The request
Transcribe all of the records precisely as they are presented.
%%
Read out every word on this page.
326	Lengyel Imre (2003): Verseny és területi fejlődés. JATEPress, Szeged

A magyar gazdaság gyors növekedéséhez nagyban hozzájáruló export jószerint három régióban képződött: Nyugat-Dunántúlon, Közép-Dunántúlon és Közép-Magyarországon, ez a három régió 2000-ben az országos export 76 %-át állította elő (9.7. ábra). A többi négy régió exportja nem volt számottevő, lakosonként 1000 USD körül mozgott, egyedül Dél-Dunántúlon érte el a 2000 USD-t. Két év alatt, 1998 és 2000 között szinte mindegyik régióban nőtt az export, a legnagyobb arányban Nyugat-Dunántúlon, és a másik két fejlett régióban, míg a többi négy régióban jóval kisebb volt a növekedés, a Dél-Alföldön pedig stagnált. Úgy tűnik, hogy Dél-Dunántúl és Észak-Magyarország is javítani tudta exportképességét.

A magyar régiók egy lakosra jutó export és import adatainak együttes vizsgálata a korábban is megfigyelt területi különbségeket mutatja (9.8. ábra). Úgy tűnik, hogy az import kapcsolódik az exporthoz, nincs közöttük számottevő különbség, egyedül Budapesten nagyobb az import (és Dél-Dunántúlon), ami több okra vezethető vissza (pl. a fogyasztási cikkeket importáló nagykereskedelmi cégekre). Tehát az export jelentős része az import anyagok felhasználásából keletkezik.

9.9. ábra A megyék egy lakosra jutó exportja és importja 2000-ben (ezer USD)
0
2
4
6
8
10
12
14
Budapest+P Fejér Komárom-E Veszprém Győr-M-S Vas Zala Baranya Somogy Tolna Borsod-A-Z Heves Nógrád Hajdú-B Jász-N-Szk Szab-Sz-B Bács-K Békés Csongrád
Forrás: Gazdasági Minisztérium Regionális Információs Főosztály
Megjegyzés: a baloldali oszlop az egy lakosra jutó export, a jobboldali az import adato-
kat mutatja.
%%
Task solution
Read out every word on this page.
326	Lengyel Imre (2003): Verseny és területi fejlődés. JATEPress, Szeged

A magyar gazdaság gyors növekedéséhez nagyban hozzájáruló export jószerint három régióban képződött: Nyugat-Dunántúlon, Közép-Dunántúlon és Közép-Magyarországon, ez a három régió 2000-ben az országos export 76 %-át állította elő (9.7. ábra). A többi négy régió exportja nem volt számottevő, lakosonként 1000 USD körül mozgott, egyedül Dél-Dunántúlon érte el a 2000 USD-t. Két év alatt, 1998 és 2000 között szinte mindegyik régióban nőtt az export, a legnagyobb arányban Nyugat-Dunántúlon, és a másik két fejlett régióban, míg a többi négy régióban jóval kisebb volt a növekedés, a Dél-Alföldön pedig stagnált. Úgy tűnik, hogy Dél-Dunántúl és Észak-Magyarország is javítani tudta exportképességét.

A magyar régiók egy lakosra jutó export és import adatainak együttes vizsgálata a korábban is megfigyelt területi különbségeket mutatja (9.8. ábra). Úgy tűnik, hogy az import kapcsolódik az exporthoz, nincs közöttük számottevő különbség, egyedül Budapesten nagyobb az import (és Dél-Dunántúlon), ami több okra vezethető vissza (pl. a fogyasztási cikkeket importáló nagykereskedelmi cégekre). Tehát az export jelentős része az import anyagok felhasználásából keletkezik.

9.9. ábra A megyék egy lakosra jutó exportja és importja 2000-ben (ezer USD)
0
2
4
6
8
10
12
14
Budapest+P Fejér Komárom-E Veszprém Győr-M-S Vas Zala Baranya Somogy Tolna Borsod-A-Z Heves Nógrád Hajdú-B Jász-N-Szk Szab-Sz-B Bács-K Békés Csongrád
Forrás: Gazdasági Minisztérium Regionális Információs Főosztály
Megjegyzés: a baloldali oszlop az egy lakosra jutó export, a jobboldali az import adato-
kat mutatja.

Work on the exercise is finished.